Put the lines of every item below into a numbered list, and leave out any blank lines.
— Start DATASET RECORDS —
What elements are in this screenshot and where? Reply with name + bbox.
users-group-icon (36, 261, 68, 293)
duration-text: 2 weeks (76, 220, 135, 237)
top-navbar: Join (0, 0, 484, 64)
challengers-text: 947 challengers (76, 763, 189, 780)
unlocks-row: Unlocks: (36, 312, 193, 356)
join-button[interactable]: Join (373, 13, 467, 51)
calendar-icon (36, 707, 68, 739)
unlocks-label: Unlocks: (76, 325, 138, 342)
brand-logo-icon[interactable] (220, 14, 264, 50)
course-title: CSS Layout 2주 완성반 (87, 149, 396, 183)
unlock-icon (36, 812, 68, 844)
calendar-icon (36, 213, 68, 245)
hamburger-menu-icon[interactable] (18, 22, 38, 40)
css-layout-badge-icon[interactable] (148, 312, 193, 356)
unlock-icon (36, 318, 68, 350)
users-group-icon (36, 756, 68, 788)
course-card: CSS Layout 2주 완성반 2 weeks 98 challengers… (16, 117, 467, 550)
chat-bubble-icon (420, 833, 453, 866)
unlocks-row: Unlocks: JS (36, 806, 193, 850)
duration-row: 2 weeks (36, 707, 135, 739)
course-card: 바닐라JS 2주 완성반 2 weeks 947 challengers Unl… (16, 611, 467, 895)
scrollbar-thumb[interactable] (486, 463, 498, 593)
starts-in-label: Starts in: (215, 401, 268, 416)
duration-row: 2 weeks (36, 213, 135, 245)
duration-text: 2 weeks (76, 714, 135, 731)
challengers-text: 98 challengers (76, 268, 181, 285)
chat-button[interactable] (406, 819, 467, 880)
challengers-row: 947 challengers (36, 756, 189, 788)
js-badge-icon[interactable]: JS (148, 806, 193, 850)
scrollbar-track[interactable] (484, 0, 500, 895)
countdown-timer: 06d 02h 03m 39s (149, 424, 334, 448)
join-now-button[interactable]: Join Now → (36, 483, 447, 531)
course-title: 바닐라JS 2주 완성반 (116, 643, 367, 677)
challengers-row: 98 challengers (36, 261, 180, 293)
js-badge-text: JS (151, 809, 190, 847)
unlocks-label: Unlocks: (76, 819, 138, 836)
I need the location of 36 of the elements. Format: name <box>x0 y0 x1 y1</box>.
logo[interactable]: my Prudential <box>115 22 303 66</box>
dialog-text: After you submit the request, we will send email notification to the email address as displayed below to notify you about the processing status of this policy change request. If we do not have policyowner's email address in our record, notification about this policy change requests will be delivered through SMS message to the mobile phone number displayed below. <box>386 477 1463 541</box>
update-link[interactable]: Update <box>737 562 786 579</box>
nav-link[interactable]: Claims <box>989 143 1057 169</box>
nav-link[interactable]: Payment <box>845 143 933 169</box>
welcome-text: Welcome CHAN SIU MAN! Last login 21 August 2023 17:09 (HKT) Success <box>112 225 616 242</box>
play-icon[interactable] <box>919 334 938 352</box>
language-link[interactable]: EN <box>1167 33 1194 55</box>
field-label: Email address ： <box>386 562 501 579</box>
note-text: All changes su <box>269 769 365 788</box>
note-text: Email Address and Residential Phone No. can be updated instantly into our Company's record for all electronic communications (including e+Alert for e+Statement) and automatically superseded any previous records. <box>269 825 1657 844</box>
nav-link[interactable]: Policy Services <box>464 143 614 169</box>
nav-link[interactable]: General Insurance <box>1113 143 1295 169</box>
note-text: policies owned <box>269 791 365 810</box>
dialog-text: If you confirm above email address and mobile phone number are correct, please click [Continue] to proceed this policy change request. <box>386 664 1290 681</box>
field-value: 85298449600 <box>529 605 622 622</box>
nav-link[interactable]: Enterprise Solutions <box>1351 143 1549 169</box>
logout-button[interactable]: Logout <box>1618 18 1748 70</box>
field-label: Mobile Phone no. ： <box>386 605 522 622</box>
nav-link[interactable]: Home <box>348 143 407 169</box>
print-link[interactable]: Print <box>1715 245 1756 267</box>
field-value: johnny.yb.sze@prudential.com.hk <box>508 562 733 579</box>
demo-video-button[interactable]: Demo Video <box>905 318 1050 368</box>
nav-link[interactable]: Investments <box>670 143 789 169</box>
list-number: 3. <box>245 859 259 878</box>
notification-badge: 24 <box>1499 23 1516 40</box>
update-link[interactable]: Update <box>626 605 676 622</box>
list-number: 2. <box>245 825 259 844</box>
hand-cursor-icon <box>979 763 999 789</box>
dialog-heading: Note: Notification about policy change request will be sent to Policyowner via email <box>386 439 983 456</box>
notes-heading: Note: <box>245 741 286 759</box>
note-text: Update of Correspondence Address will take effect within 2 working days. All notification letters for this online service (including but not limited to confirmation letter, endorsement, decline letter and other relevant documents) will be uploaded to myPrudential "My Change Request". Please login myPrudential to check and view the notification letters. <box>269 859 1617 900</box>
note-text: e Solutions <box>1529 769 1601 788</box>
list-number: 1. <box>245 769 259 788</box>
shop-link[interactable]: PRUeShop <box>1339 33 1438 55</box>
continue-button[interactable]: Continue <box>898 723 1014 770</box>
— End DATASET RECORDS —
EXERCISE SOLUTION:
1. What elements are in this screenshot and where? Reply with name + bbox.
2. users-group-icon (36, 261, 68, 293)
3. duration-text: 2 weeks (76, 220, 135, 237)
4. top-navbar: Join (0, 0, 484, 64)
5. challengers-text: 947 challengers (76, 763, 189, 780)
6. unlocks-row: Unlocks: (36, 312, 193, 356)
7. join-button[interactable]: Join (373, 13, 467, 51)
8. calendar-icon (36, 707, 68, 739)
9. unlocks-label: Unlocks: (76, 325, 138, 342)
10. brand-logo-icon[interactable] (220, 14, 264, 50)
11. course-title: CSS Layout 2주 완성반 (87, 149, 396, 183)
12. unlock-icon (36, 812, 68, 844)
13. calendar-icon (36, 213, 68, 245)
14. hamburger-menu-icon[interactable] (18, 22, 38, 40)
15. css-layout-badge-icon[interactable] (148, 312, 193, 356)
16. unlock-icon (36, 318, 68, 350)
17. users-group-icon (36, 756, 68, 788)
18. course-card: CSS Layout 2주 완성반 2 weeks 98 challengers… (16, 117, 467, 550)
19. chat-bubble-icon (420, 833, 453, 866)
20. unlocks-row: Unlocks: JS (36, 806, 193, 850)
21. duration-row: 2 weeks (36, 707, 135, 739)
22. course-card: 바닐라JS 2주 완성반 2 weeks 947 challengers Unl… (16, 611, 467, 895)
23. scrollbar-thumb[interactable] (486, 463, 498, 593)
24. starts-in-label: Starts in: (215, 401, 268, 416)
25. duration-row: 2 weeks (36, 213, 135, 245)
26. duration-text: 2 weeks (76, 714, 135, 731)
27. challengers-text: 98 challengers (76, 268, 181, 285)
28. chat-button[interactable] (406, 819, 467, 880)
29. challengers-row: 947 challengers (36, 756, 189, 788)
30. js-badge-icon[interactable]: JS (148, 806, 193, 850)
31. scrollbar-track[interactable] (484, 0, 500, 895)
32. countdown-timer: 06d 02h 03m 39s (149, 424, 334, 448)
33. join-now-button[interactable]: Join Now → (36, 483, 447, 531)
34. course-title: 바닐라JS 2주 완성반 (116, 643, 367, 677)
35. challengers-row: 98 challengers (36, 261, 180, 293)
36. js-badge-text: JS (151, 809, 190, 847)
37. unlocks-label: Unlocks: (76, 819, 138, 836)
38. I need the location of 36 of the elements. Format: name <box>x0 y0 x1 y1</box>.
39. logo[interactable]: my Prudential <box>115 22 303 66</box>
40. dialog-text: After you submit the request, we will send email notification to the email address as displayed below to notify you about the processing status of this policy change request. If we do not have policyowner's email address in our record, notification about this policy change requests will be delivered through SMS message to the mobile phone number displayed below. <box>386 477 1463 541</box>
41. update-link[interactable]: Update <box>737 562 786 579</box>
42. nav-link[interactable]: Claims <box>989 143 1057 169</box>
43. nav-link[interactable]: Payment <box>845 143 933 169</box>
44. welcome-text: Welcome CHAN SIU MAN! Last login 21 August 2023 17:09 (HKT) Success <box>112 225 616 242</box>
45. play-icon[interactable] <box>919 334 938 352</box>
46. language-link[interactable]: EN <box>1167 33 1194 55</box>
47. field-label: Email address ： <box>386 562 501 579</box>
48. note-text: All changes su <box>269 769 365 788</box>
49. note-text: Email Address and Residential Phone No. can be updated instantly into our Company's record for all electronic communications (including e+Alert for e+Statement) and automatically superseded any previous records. <box>269 825 1657 844</box>
50. nav-link[interactable]: Policy Services <box>464 143 614 169</box>
51. nav-link[interactable]: General Insurance <box>1113 143 1295 169</box>
52. note-text: policies owned <box>269 791 365 810</box>
53. dialog-text: If you confirm above email address and mobile phone number are correct, please click [Continue] to proceed this policy change request. <box>386 664 1290 681</box>
54. field-value: 85298449600 <box>529 605 622 622</box>
55. nav-link[interactable]: Enterprise Solutions <box>1351 143 1549 169</box>
56. logout-button[interactable]: Logout <box>1618 18 1748 70</box>
57. field-label: Mobile Phone no. ： <box>386 605 522 622</box>
58. nav-link[interactable]: Home <box>348 143 407 169</box>
59. print-link[interactable]: Print <box>1715 245 1756 267</box>
60. field-value: johnny.yb.sze@prudential.com.hk <box>508 562 733 579</box>
61. demo-video-button[interactable]: Demo Video <box>905 318 1050 368</box>
62. nav-link[interactable]: Investments <box>670 143 789 169</box>
63. list-number: 3. <box>245 859 259 878</box>
64. notification-badge: 24 <box>1499 23 1516 40</box>
65. update-link[interactable]: Update <box>626 605 676 622</box>
66. list-number: 2. <box>245 825 259 844</box>
67. hand-cursor-icon <box>979 763 999 789</box>
68. dialog-heading: Note: Notification about policy change request will be sent to Policyowner via email <box>386 439 983 456</box>
69. notes-heading: Note: <box>245 741 286 759</box>
70. note-text: Update of Correspondence Address will take effect within 2 working days. All notification letters for this online service (including but not limited to confirmation letter, endorsement, decline letter and other relevant documents) will be uploaded to myPrudential "My Change Request". Please login myPrudential to check and view the notification letters. <box>269 859 1617 900</box>
71. note-text: e Solutions <box>1529 769 1601 788</box>
72. list-number: 1. <box>245 769 259 788</box>
73. shop-link[interactable]: PRUeShop <box>1339 33 1438 55</box>
74. continue-button[interactable]: Continue <box>898 723 1014 770</box>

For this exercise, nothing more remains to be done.